The listing beneath should be written out in full, exactly as shown.
═══ Available data
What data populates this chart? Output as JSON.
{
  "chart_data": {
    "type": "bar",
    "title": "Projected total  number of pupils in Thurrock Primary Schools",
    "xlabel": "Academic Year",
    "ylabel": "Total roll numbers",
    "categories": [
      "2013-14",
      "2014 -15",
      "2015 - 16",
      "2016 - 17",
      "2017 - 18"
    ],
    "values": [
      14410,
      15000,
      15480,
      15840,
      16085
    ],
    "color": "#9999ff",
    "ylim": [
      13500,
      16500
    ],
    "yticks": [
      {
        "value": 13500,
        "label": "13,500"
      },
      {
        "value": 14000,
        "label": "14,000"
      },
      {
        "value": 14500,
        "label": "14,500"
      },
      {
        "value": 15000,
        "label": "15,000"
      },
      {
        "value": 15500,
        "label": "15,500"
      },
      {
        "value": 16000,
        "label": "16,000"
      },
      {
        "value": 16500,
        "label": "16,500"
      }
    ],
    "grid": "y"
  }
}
══════
Full solution =>
What data populates this chart? Output as JSON.
{
  "chart_data": {
    "type": "bar",
    "title": "Projected total  number of pupils in Thurrock Primary Schools",
    "xlabel": "Academic Year",
    "ylabel": "Total roll numbers",
    "categories": [
      "2013-14",
      "2014 -15",
      "2015 - 16",
      "2016 - 17",
      "2017 - 18"
    ],
    "values": [
      14410,
      15000,
      15480,
      15840,
      16085
    ],
    "color": "#9999ff",
    "ylim": [
      13500,
      16500
    ],
    "yticks": [
      {
        "value": 13500,
        "label": "13,500"
      },
      {
        "value": 14000,
        "label": "14,000"
      },
      {
        "value": 14500,
        "label": "14,500"
      },
      {
        "value": 15000,
        "label": "15,000"
      },
      {
        "value": 15500,
        "label": "15,500"
      },
      {
        "value": 16000,
        "label": "16,000"
      },
      {
        "value": 16500,
        "label": "16,500"
      }
    ],
    "grid": "y"
  }
}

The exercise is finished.